+++ DATA LISTING +++

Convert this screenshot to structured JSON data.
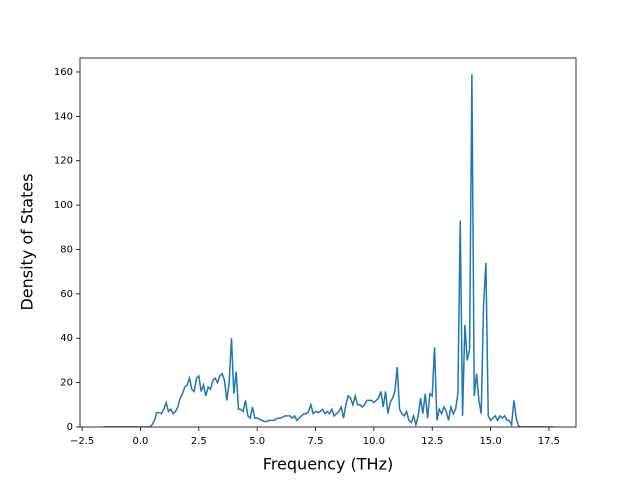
{
  "chart_data": {
    "type": "line",
    "xlabel": "Frequency (THz)",
    "ylabel": "Density of States",
    "xlim": [
      -2.59,
      18.66
    ],
    "ylim": [
      0,
      166.3
    ],
    "xticks": [
      {
        "value": -2.5,
        "label": "−2.5"
      },
      {
        "value": 0,
        "label": "0.0"
      },
      {
        "value": 2.5,
        "label": "2.5"
      },
      {
        "value": 5,
        "label": "5.0"
      },
      {
        "value": 7.5,
        "label": "7.5"
      },
      {
        "value": 10,
        "label": "10.0"
      },
      {
        "value": 12.5,
        "label": "12.5"
      },
      {
        "value": 15,
        "label": "15.0"
      },
      {
        "value": 17.5,
        "label": "17.5"
      }
    ],
    "yticks": [
      0,
      20,
      40,
      60,
      80,
      100,
      120,
      140,
      160
    ],
    "color": "#1f77b4",
    "x": [
      -1.6,
      -1.5,
      -1.4,
      -1.3,
      -1.2,
      -1.1,
      -1.0,
      -0.9,
      -0.8,
      -0.7,
      -0.6,
      -0.5,
      -0.4,
      -0.3,
      -0.2,
      -0.1,
      0.0,
      0.1,
      0.2,
      0.3,
      0.4,
      0.5,
      0.6,
      0.7,
      0.8,
      0.9,
      1.0,
      1.1,
      1.2,
      1.3,
      1.4,
      1.5,
      1.6,
      1.7,
      1.8,
      1.9,
      2.0,
      2.1,
      2.2,
      2.3,
      2.4,
      2.5,
      2.6,
      2.7,
      2.8,
      2.9,
      3.0,
      3.1,
      3.2,
      3.3,
      3.4,
      3.5,
      3.6,
      3.7,
      3.8,
      3.9,
      4.0,
      4.1,
      4.2,
      4.3,
      4.4,
      4.5,
      4.6,
      4.7,
      4.8,
      4.9,
      5.0,
      5.1,
      5.2,
      5.3,
      5.4,
      5.5,
      5.6,
      5.7,
      5.8,
      5.9,
      6.0,
      6.1,
      6.2,
      6.3,
      6.4,
      6.5,
      6.6,
      6.7,
      6.8,
      6.9,
      7.0,
      7.1,
      7.2,
      7.3,
      7.4,
      7.5,
      7.6,
      7.7,
      7.8,
      7.9,
      8.0,
      8.1,
      8.2,
      8.3,
      8.4,
      8.5,
      8.6,
      8.7,
      8.8,
      8.9,
      9.0,
      9.1,
      9.2,
      9.3,
      9.4,
      9.5,
      9.6,
      9.7,
      9.8,
      9.9,
      10.0,
      10.1,
      10.2,
      10.3,
      10.4,
      10.5,
      10.6,
      10.7,
      10.8,
      10.9,
      11.0,
      11.1,
      11.2,
      11.3,
      11.4,
      11.5,
      11.6,
      11.7,
      11.8,
      11.9,
      12.0,
      12.1,
      12.2,
      12.3,
      12.4,
      12.5,
      12.6,
      12.7,
      12.8,
      12.9,
      13.0,
      13.1,
      13.2,
      13.3,
      13.4,
      13.5,
      13.6,
      13.7,
      13.8,
      13.9,
      14.0,
      14.1,
      14.2,
      14.3,
      14.4,
      14.5,
      14.6,
      14.7,
      14.8,
      14.9,
      15.0,
      15.1,
      15.2,
      15.3,
      15.4,
      15.5,
      15.6,
      15.7,
      15.8,
      15.9,
      16.0,
      16.1,
      16.2,
      16.3,
      16.4,
      16.5,
      16.6,
      16.7,
      16.8,
      16.9,
      17.0,
      17.1,
      17.2,
      17.3,
      17.4,
      17.5,
      17.6,
      17.7
    ],
    "values": [
      0,
      0,
      0,
      0,
      0,
      0,
      0,
      0,
      0,
      0,
      0,
      0,
      0,
      0,
      0,
      0,
      0,
      0,
      0,
      0,
      0,
      1,
      3,
      6.5,
      6.5,
      6,
      8,
      11,
      7,
      8,
      6,
      7,
      9,
      13,
      15,
      18,
      19,
      22,
      17,
      16,
      22,
      23,
      16,
      19,
      14,
      18,
      17,
      21,
      22,
      20,
      23,
      24,
      21,
      12,
      20,
      40,
      15,
      25,
      8,
      8,
      7,
      12,
      5,
      4,
      9,
      4,
      4,
      3.5,
      3,
      2.5,
      2.5,
      3,
      3,
      3,
      3.5,
      4,
      4,
      4.5,
      5,
      5,
      5,
      4,
      5,
      3,
      4,
      5,
      6,
      6,
      7,
      10,
      6,
      7,
      6.5,
      7,
      8,
      6,
      7,
      6,
      8,
      5,
      6,
      7,
      9,
      4,
      10,
      14,
      13,
      10,
      14,
      10,
      10,
      9,
      10,
      12,
      12,
      12,
      11,
      12,
      13,
      16,
      9,
      16,
      6,
      11,
      13,
      16,
      27,
      8,
      6,
      5,
      7,
      3,
      2,
      5,
      1,
      5,
      13,
      6,
      15,
      4,
      15,
      14,
      36,
      3,
      8,
      6,
      9,
      7,
      3,
      9,
      6,
      8,
      15,
      93,
      5,
      46,
      30,
      35,
      159,
      14,
      24,
      12,
      6,
      55,
      74,
      5,
      3,
      4,
      5,
      3,
      5,
      4,
      5,
      3,
      3,
      1,
      12,
      4,
      0.5,
      0,
      0,
      0,
      0,
      0,
      0,
      0,
      0,
      0,
      0,
      0,
      0,
      0,
      0,
      0
    ]
  }
}
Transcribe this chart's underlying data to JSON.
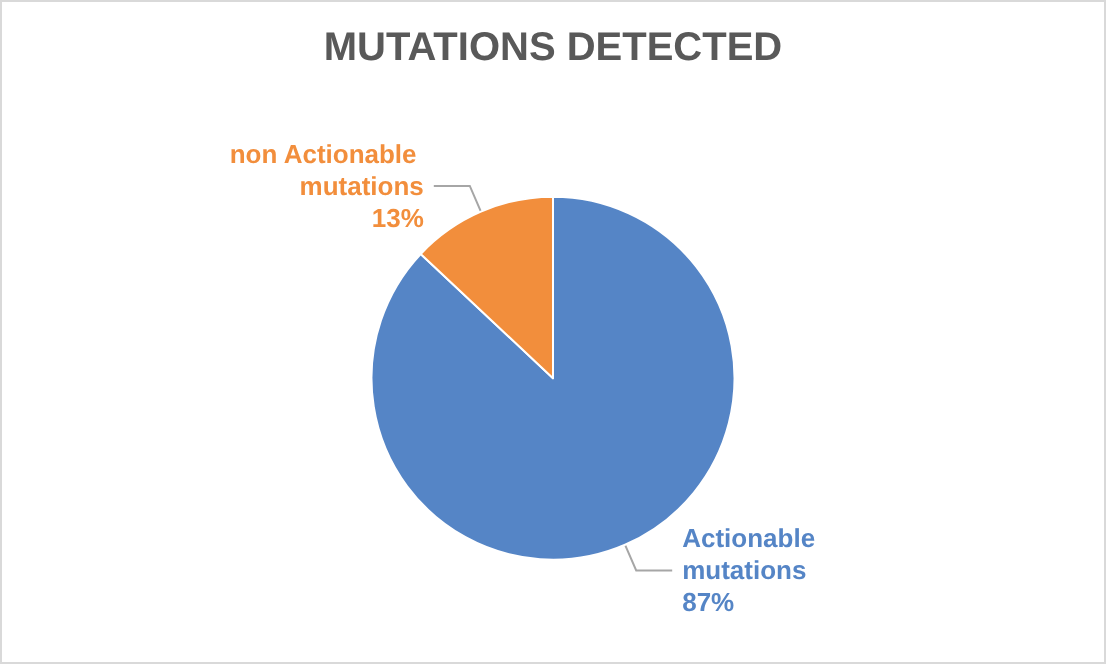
{
  "chart_data": {
    "type": "pie",
    "title": "MUTATIONS DETECTED",
    "categories": [
      "Actionable mutations",
      "non Actionable mutations"
    ],
    "values": [
      87,
      13
    ],
    "colors": [
      "#5585c6",
      "#f28e3c"
    ],
    "value_labels": [
      "87%",
      "13%"
    ],
    "legend": false
  }
}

+++

**WHAT IS BEING ASKED:** List each line in the listing that contains the string "this".

**SOLVED EXERCISE:**
Convert this screenshot to structured JSON data.
Transcribe this chart's underlying data to JSON.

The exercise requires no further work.